● **EXERCISE REQUIREMENTS**
Exactly and only the lines from the one containing "Parse this screenshot: output" through the close of the entries below are to be set down.

Begin DATA SUPPLIED

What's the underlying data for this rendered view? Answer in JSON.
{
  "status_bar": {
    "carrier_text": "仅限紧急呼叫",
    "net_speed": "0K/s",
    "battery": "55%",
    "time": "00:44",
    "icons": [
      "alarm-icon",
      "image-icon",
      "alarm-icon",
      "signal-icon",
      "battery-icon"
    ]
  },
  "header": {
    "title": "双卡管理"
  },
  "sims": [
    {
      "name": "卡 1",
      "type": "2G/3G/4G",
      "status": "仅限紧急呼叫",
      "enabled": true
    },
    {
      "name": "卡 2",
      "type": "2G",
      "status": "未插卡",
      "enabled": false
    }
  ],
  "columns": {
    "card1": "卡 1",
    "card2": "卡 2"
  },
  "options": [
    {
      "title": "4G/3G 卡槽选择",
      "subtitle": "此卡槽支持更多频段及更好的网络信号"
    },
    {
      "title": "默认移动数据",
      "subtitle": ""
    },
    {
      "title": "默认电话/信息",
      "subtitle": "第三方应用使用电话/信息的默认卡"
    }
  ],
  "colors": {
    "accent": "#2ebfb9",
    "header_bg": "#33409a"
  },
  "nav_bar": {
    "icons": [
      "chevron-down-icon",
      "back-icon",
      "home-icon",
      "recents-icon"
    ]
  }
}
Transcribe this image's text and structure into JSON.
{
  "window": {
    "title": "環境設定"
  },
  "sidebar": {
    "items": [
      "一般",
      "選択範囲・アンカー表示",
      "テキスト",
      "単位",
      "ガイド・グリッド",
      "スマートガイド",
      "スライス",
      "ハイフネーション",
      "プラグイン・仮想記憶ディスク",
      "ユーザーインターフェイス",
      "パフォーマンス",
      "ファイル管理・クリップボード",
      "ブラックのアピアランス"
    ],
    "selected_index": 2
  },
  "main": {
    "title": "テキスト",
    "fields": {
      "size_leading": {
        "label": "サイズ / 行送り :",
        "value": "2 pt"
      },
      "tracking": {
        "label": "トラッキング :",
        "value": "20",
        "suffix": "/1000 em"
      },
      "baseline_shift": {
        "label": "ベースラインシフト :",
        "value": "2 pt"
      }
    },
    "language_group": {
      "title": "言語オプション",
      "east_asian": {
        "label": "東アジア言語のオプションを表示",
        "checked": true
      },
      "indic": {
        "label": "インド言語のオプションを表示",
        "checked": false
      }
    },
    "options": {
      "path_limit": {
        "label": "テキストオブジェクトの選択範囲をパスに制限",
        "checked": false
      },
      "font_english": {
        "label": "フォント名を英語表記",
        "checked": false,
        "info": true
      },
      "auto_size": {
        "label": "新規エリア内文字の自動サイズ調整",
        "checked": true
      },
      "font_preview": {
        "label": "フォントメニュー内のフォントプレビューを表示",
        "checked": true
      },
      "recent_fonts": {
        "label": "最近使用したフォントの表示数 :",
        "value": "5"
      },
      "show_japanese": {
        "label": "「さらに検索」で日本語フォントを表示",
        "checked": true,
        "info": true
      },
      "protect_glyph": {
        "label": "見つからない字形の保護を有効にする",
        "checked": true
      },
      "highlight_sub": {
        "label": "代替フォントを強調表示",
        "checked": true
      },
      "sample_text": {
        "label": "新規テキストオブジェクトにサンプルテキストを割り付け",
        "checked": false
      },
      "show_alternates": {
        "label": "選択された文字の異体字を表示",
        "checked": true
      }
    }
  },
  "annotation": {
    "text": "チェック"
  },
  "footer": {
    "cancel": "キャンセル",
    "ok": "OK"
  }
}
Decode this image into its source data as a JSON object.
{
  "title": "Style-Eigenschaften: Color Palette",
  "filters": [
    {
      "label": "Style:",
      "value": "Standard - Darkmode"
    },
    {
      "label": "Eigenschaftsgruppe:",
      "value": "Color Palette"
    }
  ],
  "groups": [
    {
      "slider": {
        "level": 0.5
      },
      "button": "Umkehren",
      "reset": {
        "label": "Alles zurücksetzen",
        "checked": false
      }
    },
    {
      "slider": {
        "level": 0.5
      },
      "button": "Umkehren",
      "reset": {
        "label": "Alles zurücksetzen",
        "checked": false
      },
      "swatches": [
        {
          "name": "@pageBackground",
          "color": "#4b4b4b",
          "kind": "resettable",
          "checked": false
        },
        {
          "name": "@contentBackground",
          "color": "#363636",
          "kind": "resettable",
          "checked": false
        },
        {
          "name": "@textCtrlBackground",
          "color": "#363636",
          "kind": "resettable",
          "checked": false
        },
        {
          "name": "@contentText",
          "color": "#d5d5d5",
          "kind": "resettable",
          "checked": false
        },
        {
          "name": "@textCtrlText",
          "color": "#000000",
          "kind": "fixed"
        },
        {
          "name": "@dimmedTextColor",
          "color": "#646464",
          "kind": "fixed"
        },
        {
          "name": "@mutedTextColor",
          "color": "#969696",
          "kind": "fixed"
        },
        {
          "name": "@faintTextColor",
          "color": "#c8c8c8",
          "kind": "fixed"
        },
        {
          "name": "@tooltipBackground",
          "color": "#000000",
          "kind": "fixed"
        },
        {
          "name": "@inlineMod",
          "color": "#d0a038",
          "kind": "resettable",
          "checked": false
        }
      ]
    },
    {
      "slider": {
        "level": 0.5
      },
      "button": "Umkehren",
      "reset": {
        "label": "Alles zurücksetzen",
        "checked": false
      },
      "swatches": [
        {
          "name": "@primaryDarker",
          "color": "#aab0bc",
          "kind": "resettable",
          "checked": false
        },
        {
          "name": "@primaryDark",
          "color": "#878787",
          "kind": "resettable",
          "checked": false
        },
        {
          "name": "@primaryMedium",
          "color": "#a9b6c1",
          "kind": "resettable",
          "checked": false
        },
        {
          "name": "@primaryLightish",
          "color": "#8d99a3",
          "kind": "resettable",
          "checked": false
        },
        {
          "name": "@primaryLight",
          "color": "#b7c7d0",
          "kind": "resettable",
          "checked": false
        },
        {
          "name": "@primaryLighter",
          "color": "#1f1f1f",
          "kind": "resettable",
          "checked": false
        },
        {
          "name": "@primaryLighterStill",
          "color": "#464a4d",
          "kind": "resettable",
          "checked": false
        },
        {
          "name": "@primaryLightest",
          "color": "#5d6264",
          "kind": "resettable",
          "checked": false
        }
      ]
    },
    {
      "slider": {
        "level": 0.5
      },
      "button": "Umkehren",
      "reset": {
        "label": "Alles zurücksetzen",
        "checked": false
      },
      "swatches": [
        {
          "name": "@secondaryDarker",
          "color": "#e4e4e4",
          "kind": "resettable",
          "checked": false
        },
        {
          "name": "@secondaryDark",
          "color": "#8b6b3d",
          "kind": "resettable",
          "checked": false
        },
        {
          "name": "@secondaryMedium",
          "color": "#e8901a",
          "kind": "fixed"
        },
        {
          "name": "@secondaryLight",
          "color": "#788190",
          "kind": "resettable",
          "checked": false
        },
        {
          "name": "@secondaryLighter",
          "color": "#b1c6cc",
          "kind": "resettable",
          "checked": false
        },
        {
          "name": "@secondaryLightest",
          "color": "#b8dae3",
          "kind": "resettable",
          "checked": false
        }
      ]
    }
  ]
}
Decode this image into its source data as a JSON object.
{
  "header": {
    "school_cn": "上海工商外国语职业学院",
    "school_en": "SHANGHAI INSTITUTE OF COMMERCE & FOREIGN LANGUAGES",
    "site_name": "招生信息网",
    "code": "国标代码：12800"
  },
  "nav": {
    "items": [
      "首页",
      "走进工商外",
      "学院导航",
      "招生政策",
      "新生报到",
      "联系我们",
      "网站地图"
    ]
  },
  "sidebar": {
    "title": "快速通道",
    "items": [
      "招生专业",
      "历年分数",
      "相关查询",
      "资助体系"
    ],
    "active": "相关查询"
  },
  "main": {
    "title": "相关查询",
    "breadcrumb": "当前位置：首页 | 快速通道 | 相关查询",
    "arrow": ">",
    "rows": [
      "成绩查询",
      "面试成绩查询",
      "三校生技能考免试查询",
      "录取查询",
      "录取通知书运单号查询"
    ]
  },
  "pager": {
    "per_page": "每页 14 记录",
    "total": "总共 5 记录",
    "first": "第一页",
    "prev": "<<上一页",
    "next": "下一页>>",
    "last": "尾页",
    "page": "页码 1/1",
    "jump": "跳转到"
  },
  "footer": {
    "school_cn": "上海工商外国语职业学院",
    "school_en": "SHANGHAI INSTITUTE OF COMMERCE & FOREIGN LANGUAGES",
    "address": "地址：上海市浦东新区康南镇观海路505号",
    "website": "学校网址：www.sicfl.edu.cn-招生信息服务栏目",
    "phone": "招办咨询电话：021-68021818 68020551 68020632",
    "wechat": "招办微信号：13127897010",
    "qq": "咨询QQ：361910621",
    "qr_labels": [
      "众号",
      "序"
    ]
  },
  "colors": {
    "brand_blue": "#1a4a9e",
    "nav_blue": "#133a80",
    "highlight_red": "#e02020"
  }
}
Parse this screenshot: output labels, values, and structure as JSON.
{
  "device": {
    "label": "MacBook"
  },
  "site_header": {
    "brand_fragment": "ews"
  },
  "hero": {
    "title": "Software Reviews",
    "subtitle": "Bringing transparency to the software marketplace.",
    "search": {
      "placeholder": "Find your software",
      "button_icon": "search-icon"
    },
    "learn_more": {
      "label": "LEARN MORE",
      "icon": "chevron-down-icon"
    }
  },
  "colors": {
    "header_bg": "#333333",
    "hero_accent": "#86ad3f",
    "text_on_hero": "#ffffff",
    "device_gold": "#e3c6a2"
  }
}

End DATA SUPPLIED

● **EXERCISE ANSWER**
Parse this screenshot: output labels, values, and structure as JSON.
{
  "device": {
    "label": "MacBook"
  },
  "site_header": {
    "brand_fragment": "ews"
  },
  "hero": {
    "title": "Software Reviews",
    "subtitle": "Bringing transparency to the software marketplace.",
    "search": {
      "placeholder": "Find your software",
      "button_icon": "search-icon"
    },
    "learn_more": {
      "label": "LEARN MORE",
      "icon": "chevron-down-icon"
    }
  },
  "colors": {
    "header_bg": "#333333",
    "hero_accent": "#86ad3f",
    "text_on_hero": "#ffffff",
    "device_gold": "#e3c6a2"
  }
}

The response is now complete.